◆ TASK GOAL ◆
Check each line of the records for "ylabel"; collect those that have it.

--- MATERIAL FOR THIS EXERCISE ---

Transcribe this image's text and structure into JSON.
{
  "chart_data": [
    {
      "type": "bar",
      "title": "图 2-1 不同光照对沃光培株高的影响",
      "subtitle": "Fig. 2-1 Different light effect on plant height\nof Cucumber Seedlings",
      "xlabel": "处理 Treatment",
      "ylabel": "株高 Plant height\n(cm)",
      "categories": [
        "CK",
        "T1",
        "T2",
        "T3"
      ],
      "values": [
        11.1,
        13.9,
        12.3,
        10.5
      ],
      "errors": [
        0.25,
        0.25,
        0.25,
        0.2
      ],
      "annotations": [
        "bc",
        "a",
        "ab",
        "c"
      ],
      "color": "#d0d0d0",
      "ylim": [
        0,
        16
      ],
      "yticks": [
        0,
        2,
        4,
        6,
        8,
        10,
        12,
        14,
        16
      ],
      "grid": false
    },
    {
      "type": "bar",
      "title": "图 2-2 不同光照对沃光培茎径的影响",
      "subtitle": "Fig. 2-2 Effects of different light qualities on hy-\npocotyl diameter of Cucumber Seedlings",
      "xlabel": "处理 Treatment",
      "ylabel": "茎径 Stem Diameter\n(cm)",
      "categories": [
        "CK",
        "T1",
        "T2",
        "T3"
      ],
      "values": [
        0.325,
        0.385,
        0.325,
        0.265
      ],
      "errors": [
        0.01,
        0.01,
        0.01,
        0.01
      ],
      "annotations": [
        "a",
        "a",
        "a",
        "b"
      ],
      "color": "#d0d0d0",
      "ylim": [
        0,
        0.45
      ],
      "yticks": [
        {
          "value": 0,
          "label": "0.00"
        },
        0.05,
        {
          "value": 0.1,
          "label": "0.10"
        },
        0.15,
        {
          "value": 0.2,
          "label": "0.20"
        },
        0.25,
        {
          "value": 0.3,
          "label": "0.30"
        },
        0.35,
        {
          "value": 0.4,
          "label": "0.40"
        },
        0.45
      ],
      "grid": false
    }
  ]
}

---

◆ COMPLETE OUTPUT ◆
      "ylabel": "株高 Plant height\n(cm)",
      "ylabel": "茎径 Stem Diameter\n(cm)",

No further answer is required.